What to produce
Identify the lines that contain the string "page" and copy all of them.

[BEGIN Given information]

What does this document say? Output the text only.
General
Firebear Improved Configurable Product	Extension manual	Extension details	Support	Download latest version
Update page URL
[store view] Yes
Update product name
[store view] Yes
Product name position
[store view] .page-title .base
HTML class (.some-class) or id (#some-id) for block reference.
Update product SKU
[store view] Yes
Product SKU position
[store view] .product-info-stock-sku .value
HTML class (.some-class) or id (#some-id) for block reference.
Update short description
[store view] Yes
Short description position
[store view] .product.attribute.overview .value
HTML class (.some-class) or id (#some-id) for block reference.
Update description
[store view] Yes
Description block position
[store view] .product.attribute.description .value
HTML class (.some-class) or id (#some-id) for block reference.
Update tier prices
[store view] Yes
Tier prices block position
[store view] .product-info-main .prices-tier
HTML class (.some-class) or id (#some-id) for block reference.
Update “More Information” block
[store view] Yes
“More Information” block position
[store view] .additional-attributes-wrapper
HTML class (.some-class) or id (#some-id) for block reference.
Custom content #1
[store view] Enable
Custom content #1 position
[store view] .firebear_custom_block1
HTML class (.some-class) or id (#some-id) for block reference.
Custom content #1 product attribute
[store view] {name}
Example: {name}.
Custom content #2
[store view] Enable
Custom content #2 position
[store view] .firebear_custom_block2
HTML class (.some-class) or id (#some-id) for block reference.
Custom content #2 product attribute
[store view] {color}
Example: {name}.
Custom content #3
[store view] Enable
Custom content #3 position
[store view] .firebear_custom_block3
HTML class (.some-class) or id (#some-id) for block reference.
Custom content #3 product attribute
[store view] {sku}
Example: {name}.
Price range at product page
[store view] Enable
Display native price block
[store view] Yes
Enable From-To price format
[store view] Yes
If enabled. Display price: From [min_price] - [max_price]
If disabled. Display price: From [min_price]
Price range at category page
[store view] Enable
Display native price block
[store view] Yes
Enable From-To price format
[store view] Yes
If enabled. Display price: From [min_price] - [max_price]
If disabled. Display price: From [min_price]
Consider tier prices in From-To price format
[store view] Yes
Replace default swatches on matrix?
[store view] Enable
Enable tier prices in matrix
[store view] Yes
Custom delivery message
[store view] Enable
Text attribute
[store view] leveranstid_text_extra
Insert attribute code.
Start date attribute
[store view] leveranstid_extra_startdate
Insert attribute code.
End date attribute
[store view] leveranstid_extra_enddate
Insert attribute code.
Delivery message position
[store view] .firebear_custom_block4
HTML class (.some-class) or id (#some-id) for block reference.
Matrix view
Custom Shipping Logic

[END Given information]

Task result
Update page URL
[store view] .page-title .base
Price range at product page
Price range at category page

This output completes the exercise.